◆ **What needs to be done**: Identify the lines that include the word "Acceso", then copy all of them.
>> START
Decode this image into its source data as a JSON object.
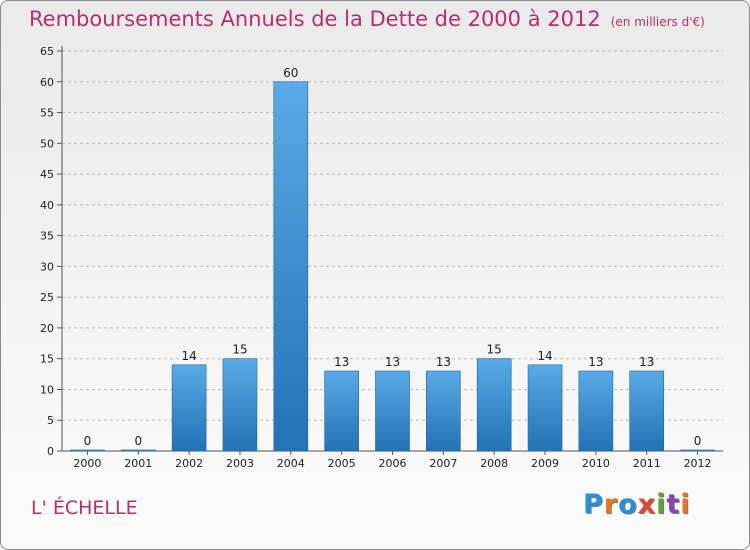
{
  "page": {
    "title": "Remboursements Annuels de la Dette de 2000 à 2012",
    "unit": "(en milliers d'€)",
    "location": "L' ÉCHELLE",
    "brand": {
      "text": "Proxiti"
    }
  },
  "chart_data": {
    "type": "bar",
    "title": "Remboursements Annuels de la Dette de 2000 à 2012",
    "subtitle": "(en milliers d'€)",
    "xlabel": "",
    "ylabel": "",
    "categories": [
      "2000",
      "2001",
      "2002",
      "2003",
      "2004",
      "2005",
      "2006",
      "2007",
      "2008",
      "2009",
      "2010",
      "2011",
      "2012"
    ],
    "values": [
      0,
      0,
      14,
      15,
      60,
      13,
      13,
      13,
      15,
      14,
      13,
      13,
      0
    ],
    "ylim": [
      0,
      65
    ],
    "yticks": [
      0,
      5,
      10,
      15,
      20,
      25,
      30,
      35,
      40,
      45,
      50,
      55,
      60,
      65
    ],
    "grid": "horizontal-dashed",
    "legend": "none",
    "colors": {
      "bar_top": "#5aaae6",
      "bar_bottom": "#2272b5",
      "grid": "#bbbbbb",
      "title": "#b5306b"
    }
  }
}
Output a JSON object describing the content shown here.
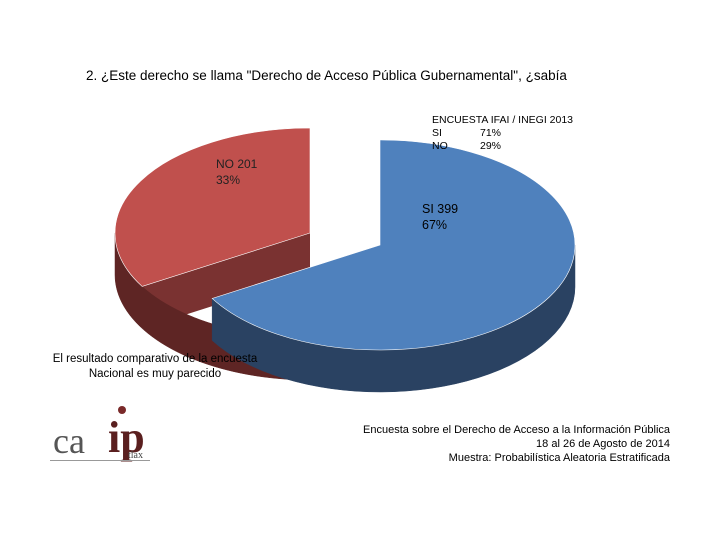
{
  "title": "2. ¿Este derecho se llama \"Derecho de Acceso Pública Gubernamental\", ¿sabía",
  "inegi_box": {
    "title": "ENCUESTA IFAI / INEGI 2013",
    "rows": [
      {
        "label": "SI",
        "value": "71%"
      },
      {
        "label": "NO",
        "value": "29%"
      }
    ]
  },
  "chart_data": {
    "type": "pie",
    "three_d": true,
    "slices": [
      {
        "label": "SI",
        "value": 399,
        "percent": 67,
        "color": "#4f81bd",
        "side_color": "#2a4262"
      },
      {
        "label": "NO",
        "value": 201,
        "percent": 33,
        "color": "#c0504d",
        "side_color": "#5e2524",
        "exploded": true
      }
    ],
    "labels": {
      "no": [
        "NO 201",
        "33%"
      ],
      "si": [
        "SI 399",
        "67%"
      ]
    }
  },
  "note": [
    "El resultado comparativo de la encuesta",
    "Nacional es muy parecido"
  ],
  "survey": [
    "Encuesta sobre el Derecho de Acceso a la Información Pública",
    "18 al 26 de Agosto de 2014",
    "Muestra: Probabilística Aleatoria Estratificada"
  ],
  "logo": {
    "ca": "ca",
    "ip": "ip",
    "tlax": "tlax"
  }
}
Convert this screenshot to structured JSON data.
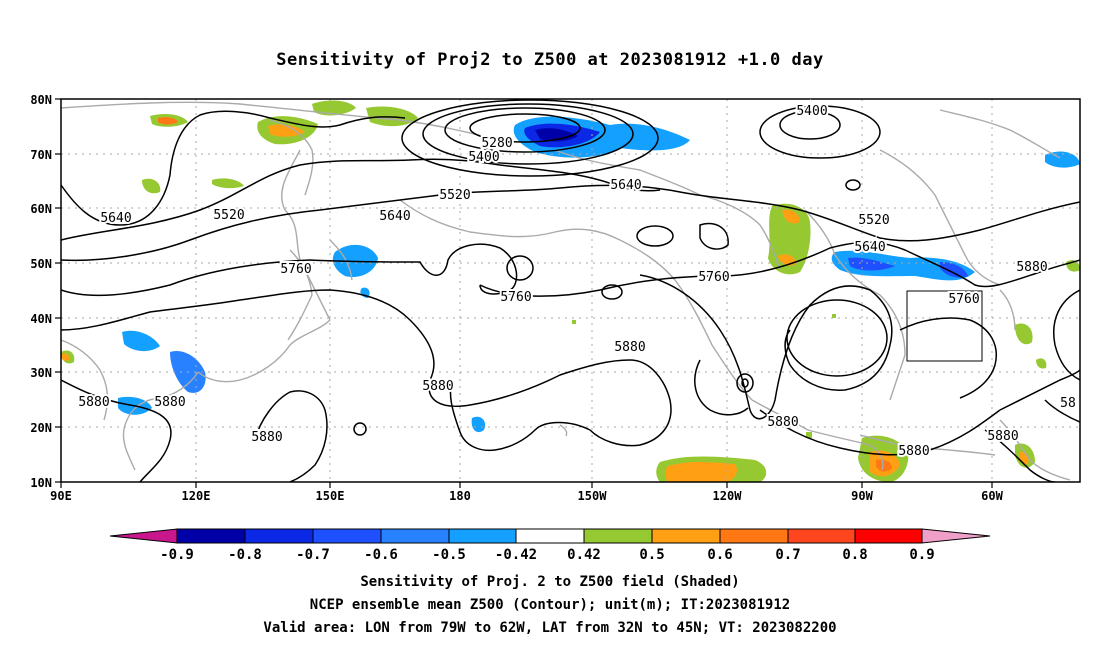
{
  "title": "Sensitivity of Proj2 to Z500 at 2023081912 +1.0 day",
  "map": {
    "lat_labels": [
      "80N",
      "70N",
      "60N",
      "50N",
      "40N",
      "30N",
      "20N",
      "10N"
    ],
    "lon_labels": [
      "90E",
      "120E",
      "150E",
      "180",
      "150W",
      "120W",
      "90W",
      "60W"
    ],
    "valid_area_box": {
      "lon": [
        "79W",
        "62W"
      ],
      "lat": [
        "32N",
        "45N"
      ]
    },
    "contour_labels": [
      {
        "id": "c1",
        "text": "5400"
      },
      {
        "id": "c2",
        "text": "5280"
      },
      {
        "id": "c3",
        "text": "5400"
      },
      {
        "id": "c4",
        "text": "5640"
      },
      {
        "id": "c5",
        "text": "5520"
      },
      {
        "id": "c6",
        "text": "5520"
      },
      {
        "id": "c7",
        "text": "5640"
      },
      {
        "id": "c8",
        "text": "5640"
      },
      {
        "id": "c9",
        "text": "5520"
      },
      {
        "id": "c10",
        "text": "5640"
      },
      {
        "id": "c11",
        "text": "5760"
      },
      {
        "id": "c12",
        "text": "5760"
      },
      {
        "id": "c13",
        "text": "5760"
      },
      {
        "id": "c14",
        "text": "5760"
      },
      {
        "id": "c15",
        "text": "5880"
      },
      {
        "id": "c16",
        "text": "5880"
      },
      {
        "id": "c17",
        "text": "5880"
      },
      {
        "id": "c18",
        "text": "5880"
      },
      {
        "id": "c19",
        "text": "5880"
      },
      {
        "id": "c20",
        "text": "5880"
      },
      {
        "id": "c21",
        "text": "5880"
      },
      {
        "id": "c22",
        "text": "5880"
      },
      {
        "id": "c23",
        "text": "5880"
      },
      {
        "id": "c24",
        "text": "58"
      }
    ]
  },
  "colorbar": {
    "labels": [
      "-0.9",
      "-0.8",
      "-0.7",
      "-0.6",
      "-0.5",
      "-0.42",
      "0.42",
      "0.5",
      "0.6",
      "0.7",
      "0.8",
      "0.9"
    ],
    "colors": [
      "#c8168c",
      "#0000a8",
      "#0a28e6",
      "#1e50ff",
      "#2882ff",
      "#14a0ff",
      "#00c8ff",
      "#ffffff",
      "#96c832",
      "#ffa014",
      "#ff7814",
      "#ff461e",
      "#ff0000",
      "#f0a0c8"
    ]
  },
  "colors": {
    "coast": "#aaaaaa",
    "contour": "#000000",
    "grid": "#aaaaaa"
  },
  "footer": {
    "line1": "Sensitivity of Proj. 2 to Z500 field (Shaded)",
    "line2": "NCEP ensemble mean Z500 (Contour); unit(m); IT:2023081912",
    "line3": "Valid area: LON from 79W to 62W, LAT from 32N to 45N; VT: 2023082200"
  }
}
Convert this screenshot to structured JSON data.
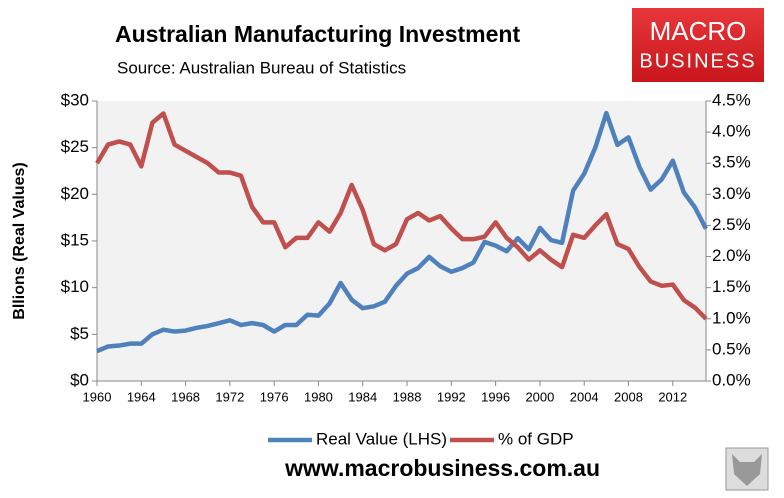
{
  "chart_data": {
    "type": "line",
    "title": "Australian Manufacturing Investment",
    "subtitle": "Source: Australian Bureau of Statistics",
    "y_label": "Bllions (Real Values)",
    "x": [
      1960,
      1961,
      1962,
      1963,
      1964,
      1965,
      1966,
      1967,
      1968,
      1969,
      1970,
      1971,
      1972,
      1973,
      1974,
      1975,
      1976,
      1977,
      1978,
      1979,
      1980,
      1981,
      1982,
      1983,
      1984,
      1985,
      1986,
      1987,
      1988,
      1989,
      1990,
      1991,
      1992,
      1993,
      1994,
      1995,
      1996,
      1997,
      1998,
      1999,
      2000,
      2001,
      2002,
      2003,
      2004,
      2005,
      2006,
      2007,
      2008,
      2009,
      2010,
      2011,
      2012,
      2013,
      2014,
      2015
    ],
    "xlim": [
      1960,
      2015
    ],
    "xticks": [
      1960,
      1964,
      1968,
      1972,
      1976,
      1980,
      1984,
      1988,
      1992,
      1996,
      2000,
      2004,
      2008,
      2012
    ],
    "ylim": [
      0,
      30
    ],
    "yticks": [
      {
        "value": 0,
        "label": "$0"
      },
      {
        "value": 5,
        "label": "$5"
      },
      {
        "value": 10,
        "label": "$10"
      },
      {
        "value": 15,
        "label": "$15"
      },
      {
        "value": 20,
        "label": "$20"
      },
      {
        "value": 25,
        "label": "$25"
      },
      {
        "value": 30,
        "label": "$30"
      }
    ],
    "y2lim": [
      0,
      4.5
    ],
    "y2ticks": [
      {
        "value": 0,
        "label": "0.0%"
      },
      {
        "value": 0.5,
        "label": "0.5%"
      },
      {
        "value": 1,
        "label": "1.0%"
      },
      {
        "value": 1.5,
        "label": "1.5%"
      },
      {
        "value": 2,
        "label": "2.0%"
      },
      {
        "value": 2.5,
        "label": "2.5%"
      },
      {
        "value": 3,
        "label": "3.0%"
      },
      {
        "value": 3.5,
        "label": "3.5%"
      },
      {
        "value": 4,
        "label": "4.0%"
      },
      {
        "value": 4.5,
        "label": "4.5%"
      }
    ],
    "grid": false,
    "legend": "bottom",
    "series": [
      {
        "name": "Real Value (LHS)",
        "color": "#4f81bd",
        "values": [
          3.2,
          3.7,
          3.8,
          4.0,
          4.0,
          5.0,
          5.5,
          5.3,
          5.4,
          5.7,
          5.9,
          6.2,
          6.5,
          6.0,
          6.2,
          6.0,
          5.3,
          6.0,
          6.0,
          7.1,
          7.0,
          8.3,
          10.5,
          8.7,
          7.8,
          8.0,
          8.5,
          10.2,
          11.5,
          12.1,
          13.3,
          12.3,
          11.7,
          12.1,
          12.7,
          14.9,
          14.5,
          13.9,
          15.3,
          14.1,
          16.4,
          15.1,
          14.8,
          20.4,
          22.2,
          25.0,
          28.7,
          25.3,
          26.1,
          22.9,
          20.5,
          21.6,
          23.6,
          20.2,
          18.6,
          16.3
        ]
      },
      {
        "name": "% of GDP",
        "color": "#c0504d",
        "axis": "y2",
        "values": [
          3.5,
          3.8,
          3.85,
          3.8,
          3.45,
          4.15,
          4.3,
          3.8,
          3.7,
          3.6,
          3.5,
          3.35,
          3.35,
          3.3,
          2.8,
          2.55,
          2.55,
          2.15,
          2.3,
          2.3,
          2.55,
          2.4,
          2.7,
          3.15,
          2.75,
          2.2,
          2.1,
          2.2,
          2.6,
          2.7,
          2.58,
          2.65,
          2.45,
          2.28,
          2.28,
          2.32,
          2.55,
          2.3,
          2.15,
          1.95,
          2.1,
          1.95,
          1.83,
          2.35,
          2.3,
          2.5,
          2.68,
          2.2,
          2.12,
          1.83,
          1.6,
          1.53,
          1.55,
          1.3,
          1.18,
          1.0
        ]
      }
    ]
  },
  "logo": {
    "line1": "MACRO",
    "line2": "BUSINESS"
  },
  "footer": "www.macrobusiness.com.au"
}
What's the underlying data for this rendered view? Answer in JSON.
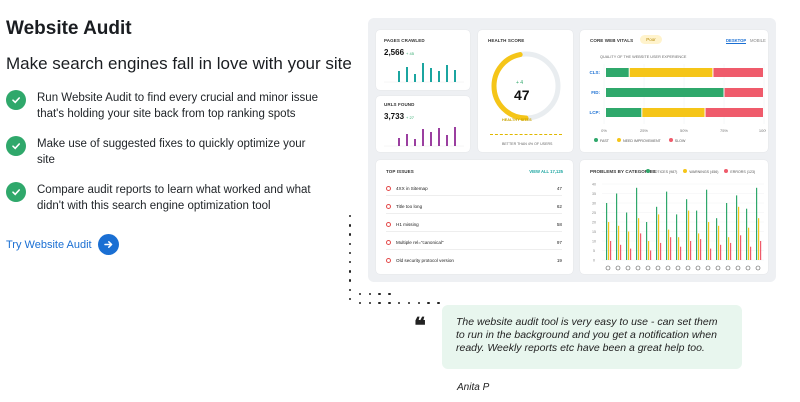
>> END
◆ **The response**:
  "title": "2. ¿Este derecho se llama \"Derecho de Acceso Pública Gubernamental\", ¿sabía",
    "Encuesta sobre el Derecho de Acceso a la Información Pública",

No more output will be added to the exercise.